● **INSTRUCTIONS FOR THE TASK**
List each line in the data below that contains the word "Point".

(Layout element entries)
>>>

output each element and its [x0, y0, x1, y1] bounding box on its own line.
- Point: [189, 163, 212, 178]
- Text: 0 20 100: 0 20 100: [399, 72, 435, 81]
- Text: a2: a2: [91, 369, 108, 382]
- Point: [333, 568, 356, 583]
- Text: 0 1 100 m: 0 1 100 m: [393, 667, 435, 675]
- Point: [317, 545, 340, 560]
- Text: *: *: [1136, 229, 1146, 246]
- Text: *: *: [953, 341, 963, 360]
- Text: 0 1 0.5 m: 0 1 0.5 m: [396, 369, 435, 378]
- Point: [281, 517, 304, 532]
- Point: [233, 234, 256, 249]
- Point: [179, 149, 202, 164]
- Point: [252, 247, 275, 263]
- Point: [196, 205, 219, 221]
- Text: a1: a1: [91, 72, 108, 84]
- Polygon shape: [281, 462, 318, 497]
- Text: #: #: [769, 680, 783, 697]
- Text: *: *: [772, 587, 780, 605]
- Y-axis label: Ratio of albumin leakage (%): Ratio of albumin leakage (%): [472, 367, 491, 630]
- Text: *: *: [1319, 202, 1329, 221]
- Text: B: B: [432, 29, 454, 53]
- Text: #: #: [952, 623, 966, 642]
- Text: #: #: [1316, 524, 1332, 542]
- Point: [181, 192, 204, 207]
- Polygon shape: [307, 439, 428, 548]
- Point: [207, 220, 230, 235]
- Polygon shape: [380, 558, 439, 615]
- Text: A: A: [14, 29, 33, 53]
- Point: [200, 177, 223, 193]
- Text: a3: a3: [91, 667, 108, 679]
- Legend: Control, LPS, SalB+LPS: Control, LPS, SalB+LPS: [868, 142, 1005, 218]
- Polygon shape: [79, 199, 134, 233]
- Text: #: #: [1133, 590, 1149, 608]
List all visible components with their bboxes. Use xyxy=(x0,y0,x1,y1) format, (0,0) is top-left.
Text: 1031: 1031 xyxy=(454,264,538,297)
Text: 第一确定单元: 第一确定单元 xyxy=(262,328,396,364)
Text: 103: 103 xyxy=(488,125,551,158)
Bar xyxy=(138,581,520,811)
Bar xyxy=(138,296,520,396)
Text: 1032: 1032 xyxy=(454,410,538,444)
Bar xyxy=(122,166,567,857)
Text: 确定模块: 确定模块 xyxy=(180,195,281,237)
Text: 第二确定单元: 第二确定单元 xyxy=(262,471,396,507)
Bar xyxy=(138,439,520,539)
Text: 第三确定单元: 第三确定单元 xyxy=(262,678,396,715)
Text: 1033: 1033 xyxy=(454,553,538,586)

<<<

● **SOLUTION TO THE PROBLEM**
- Point: [189, 163, 212, 178]
- Point: [333, 568, 356, 583]
- Point: [317, 545, 340, 560]
- Point: [281, 517, 304, 532]
- Point: [233, 234, 256, 249]
- Point: [179, 149, 202, 164]
- Point: [252, 247, 275, 263]
- Point: [196, 205, 219, 221]
- Point: [181, 192, 204, 207]
- Point: [207, 220, 230, 235]
- Point: [200, 177, 223, 193]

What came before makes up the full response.